--- START DATA EXTRACT ---
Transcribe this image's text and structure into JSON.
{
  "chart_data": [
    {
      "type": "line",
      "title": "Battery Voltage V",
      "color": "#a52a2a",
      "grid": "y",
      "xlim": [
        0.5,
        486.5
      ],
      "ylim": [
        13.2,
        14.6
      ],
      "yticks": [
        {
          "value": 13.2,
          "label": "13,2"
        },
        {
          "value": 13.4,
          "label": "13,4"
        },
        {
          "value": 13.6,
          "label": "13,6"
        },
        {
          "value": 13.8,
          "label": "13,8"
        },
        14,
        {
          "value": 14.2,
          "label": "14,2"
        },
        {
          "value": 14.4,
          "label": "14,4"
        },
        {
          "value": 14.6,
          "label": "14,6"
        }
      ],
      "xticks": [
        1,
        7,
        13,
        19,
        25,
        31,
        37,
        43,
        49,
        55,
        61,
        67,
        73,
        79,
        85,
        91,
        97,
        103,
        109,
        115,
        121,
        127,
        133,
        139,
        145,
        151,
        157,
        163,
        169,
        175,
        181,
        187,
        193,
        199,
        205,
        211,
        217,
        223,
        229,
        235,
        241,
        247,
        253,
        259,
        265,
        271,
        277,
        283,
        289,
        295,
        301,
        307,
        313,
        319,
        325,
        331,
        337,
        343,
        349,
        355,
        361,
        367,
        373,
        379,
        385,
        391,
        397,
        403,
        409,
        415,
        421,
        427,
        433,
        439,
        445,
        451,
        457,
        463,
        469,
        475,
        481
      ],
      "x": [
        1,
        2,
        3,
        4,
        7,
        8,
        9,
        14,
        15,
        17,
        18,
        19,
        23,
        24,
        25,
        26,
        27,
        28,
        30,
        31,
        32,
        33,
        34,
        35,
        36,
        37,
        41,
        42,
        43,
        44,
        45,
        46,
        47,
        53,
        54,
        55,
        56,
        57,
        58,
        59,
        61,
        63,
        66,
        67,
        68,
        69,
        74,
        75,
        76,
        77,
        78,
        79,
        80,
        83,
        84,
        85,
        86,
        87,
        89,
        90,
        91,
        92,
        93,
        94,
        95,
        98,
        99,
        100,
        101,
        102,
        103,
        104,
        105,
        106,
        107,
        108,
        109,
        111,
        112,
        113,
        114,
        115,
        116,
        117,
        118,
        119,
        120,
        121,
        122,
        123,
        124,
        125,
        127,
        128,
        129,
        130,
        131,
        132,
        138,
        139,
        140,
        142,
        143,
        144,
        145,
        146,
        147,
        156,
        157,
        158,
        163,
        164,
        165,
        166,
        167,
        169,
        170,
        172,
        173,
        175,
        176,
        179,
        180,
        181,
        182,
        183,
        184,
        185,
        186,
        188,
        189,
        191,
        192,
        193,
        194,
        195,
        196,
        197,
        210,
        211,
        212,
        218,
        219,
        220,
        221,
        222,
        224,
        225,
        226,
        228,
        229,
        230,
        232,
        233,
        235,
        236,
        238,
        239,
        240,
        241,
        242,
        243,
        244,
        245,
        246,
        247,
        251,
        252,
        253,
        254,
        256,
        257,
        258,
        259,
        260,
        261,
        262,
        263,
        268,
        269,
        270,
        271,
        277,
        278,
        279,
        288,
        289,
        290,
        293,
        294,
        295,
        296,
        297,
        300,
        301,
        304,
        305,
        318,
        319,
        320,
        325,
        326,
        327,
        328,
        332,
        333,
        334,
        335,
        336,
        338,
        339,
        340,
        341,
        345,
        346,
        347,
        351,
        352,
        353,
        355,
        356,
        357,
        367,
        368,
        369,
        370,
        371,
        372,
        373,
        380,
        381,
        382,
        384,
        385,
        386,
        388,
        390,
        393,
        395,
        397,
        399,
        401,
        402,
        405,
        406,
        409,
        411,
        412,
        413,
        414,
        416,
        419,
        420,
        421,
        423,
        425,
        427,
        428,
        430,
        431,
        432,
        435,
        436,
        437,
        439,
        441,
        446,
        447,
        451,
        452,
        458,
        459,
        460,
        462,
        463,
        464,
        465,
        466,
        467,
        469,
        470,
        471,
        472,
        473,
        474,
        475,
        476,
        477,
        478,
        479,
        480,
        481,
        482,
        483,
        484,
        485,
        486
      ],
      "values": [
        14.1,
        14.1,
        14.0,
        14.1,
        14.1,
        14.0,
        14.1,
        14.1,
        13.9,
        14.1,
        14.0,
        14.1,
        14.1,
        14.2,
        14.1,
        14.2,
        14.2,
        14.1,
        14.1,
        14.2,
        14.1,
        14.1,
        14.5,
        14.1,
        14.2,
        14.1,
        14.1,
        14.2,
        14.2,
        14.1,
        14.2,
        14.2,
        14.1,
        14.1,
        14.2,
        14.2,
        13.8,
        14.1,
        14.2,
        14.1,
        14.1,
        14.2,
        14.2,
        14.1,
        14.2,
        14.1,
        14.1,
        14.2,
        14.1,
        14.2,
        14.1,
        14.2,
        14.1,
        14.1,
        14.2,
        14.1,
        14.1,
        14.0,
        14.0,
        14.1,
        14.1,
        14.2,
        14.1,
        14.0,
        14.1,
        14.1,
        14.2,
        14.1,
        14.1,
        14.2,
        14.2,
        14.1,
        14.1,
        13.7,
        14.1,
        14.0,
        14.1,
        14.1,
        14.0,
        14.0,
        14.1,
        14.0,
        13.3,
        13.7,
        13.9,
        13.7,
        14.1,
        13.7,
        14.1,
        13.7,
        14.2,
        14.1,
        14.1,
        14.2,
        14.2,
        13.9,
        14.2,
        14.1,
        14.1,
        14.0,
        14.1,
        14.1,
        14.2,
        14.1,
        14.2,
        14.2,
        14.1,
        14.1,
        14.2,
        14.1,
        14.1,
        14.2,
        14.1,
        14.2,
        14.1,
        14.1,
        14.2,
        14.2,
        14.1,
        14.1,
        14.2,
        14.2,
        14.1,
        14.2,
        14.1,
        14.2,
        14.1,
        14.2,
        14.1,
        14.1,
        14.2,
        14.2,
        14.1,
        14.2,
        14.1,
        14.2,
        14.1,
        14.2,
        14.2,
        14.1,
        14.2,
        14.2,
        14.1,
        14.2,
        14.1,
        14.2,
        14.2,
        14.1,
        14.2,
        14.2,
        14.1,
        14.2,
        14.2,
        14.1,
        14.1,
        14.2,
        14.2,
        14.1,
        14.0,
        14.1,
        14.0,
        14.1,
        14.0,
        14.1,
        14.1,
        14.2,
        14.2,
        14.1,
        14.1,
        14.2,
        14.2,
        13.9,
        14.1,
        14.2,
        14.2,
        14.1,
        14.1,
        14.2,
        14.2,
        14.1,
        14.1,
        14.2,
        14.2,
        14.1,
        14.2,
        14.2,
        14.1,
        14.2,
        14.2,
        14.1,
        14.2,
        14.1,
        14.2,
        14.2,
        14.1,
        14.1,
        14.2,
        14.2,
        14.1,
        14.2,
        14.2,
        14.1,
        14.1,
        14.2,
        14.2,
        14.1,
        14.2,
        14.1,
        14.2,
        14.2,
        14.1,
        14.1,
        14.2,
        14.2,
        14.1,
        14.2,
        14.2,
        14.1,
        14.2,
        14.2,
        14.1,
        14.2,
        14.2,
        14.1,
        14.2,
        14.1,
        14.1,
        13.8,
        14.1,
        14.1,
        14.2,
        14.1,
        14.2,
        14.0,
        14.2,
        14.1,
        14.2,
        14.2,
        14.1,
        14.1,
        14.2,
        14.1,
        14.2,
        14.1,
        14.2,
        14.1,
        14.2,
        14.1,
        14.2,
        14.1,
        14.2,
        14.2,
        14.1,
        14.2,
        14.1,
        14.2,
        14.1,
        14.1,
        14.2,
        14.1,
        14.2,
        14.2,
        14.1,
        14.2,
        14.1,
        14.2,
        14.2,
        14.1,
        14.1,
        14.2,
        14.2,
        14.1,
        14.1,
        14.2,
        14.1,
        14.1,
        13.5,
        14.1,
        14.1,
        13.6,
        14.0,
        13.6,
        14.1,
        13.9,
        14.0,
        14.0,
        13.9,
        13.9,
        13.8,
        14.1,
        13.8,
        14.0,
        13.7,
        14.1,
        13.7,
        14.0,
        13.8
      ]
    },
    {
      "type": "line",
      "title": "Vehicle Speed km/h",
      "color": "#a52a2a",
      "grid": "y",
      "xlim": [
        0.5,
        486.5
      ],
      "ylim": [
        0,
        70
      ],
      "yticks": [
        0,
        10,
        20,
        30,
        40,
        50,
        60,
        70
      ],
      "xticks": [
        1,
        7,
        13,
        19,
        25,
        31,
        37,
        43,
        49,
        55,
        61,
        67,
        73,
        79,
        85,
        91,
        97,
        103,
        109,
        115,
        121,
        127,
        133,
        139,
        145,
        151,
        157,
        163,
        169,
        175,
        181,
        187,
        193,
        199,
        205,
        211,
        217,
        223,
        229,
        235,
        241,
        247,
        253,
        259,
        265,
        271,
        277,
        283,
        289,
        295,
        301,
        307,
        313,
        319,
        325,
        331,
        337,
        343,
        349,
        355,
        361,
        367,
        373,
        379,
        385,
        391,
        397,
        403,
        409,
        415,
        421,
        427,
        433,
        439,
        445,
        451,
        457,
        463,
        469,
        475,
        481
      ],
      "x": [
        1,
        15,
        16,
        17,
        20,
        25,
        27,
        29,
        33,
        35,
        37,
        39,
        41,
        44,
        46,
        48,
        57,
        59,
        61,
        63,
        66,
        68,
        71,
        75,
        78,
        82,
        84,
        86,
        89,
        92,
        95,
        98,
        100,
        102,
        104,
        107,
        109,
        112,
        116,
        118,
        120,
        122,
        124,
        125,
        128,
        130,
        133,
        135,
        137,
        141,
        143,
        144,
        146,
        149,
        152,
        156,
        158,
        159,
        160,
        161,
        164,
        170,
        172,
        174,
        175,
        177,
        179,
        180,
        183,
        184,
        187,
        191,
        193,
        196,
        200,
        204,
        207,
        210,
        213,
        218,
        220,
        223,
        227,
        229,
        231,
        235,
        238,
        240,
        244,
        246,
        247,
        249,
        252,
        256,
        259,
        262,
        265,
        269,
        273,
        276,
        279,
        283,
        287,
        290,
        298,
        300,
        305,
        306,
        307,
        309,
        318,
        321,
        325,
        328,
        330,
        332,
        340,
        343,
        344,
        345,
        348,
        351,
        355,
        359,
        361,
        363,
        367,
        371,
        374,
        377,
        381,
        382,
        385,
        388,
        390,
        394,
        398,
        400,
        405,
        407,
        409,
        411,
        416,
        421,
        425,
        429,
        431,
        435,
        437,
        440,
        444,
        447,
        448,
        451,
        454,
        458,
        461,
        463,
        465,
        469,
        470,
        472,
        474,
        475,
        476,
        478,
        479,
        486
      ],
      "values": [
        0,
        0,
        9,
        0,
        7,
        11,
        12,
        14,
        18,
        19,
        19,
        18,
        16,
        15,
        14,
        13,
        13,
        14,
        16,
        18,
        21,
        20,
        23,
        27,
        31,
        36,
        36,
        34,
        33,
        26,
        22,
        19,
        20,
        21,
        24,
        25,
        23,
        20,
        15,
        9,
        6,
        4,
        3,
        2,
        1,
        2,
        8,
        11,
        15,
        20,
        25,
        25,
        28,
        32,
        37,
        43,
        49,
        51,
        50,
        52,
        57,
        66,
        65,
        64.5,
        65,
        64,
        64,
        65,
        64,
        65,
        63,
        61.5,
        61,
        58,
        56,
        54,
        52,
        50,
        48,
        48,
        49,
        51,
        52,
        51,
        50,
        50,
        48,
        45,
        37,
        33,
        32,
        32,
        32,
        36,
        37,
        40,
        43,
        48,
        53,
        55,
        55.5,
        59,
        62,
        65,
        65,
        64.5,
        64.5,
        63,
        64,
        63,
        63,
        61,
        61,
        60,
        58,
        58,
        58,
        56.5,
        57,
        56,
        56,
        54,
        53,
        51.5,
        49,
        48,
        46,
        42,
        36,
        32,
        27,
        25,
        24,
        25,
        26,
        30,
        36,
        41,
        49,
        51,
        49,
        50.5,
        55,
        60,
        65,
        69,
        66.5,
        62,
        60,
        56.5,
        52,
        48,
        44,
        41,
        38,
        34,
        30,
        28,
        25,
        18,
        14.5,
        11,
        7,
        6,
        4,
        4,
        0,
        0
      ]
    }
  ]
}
--- END DATA EXTRACT ---
## WHAT YOU NEED TO DO
Copy every line of the material in which the word "label" occurs.

## EXERCISE OUTPUT
          "label": "13,2"
          "label": "13,4"
          "label": "13,6"
          "label": "13,8"
          "label": "14,2"
          "label": "14,4"
          "label": "14,6"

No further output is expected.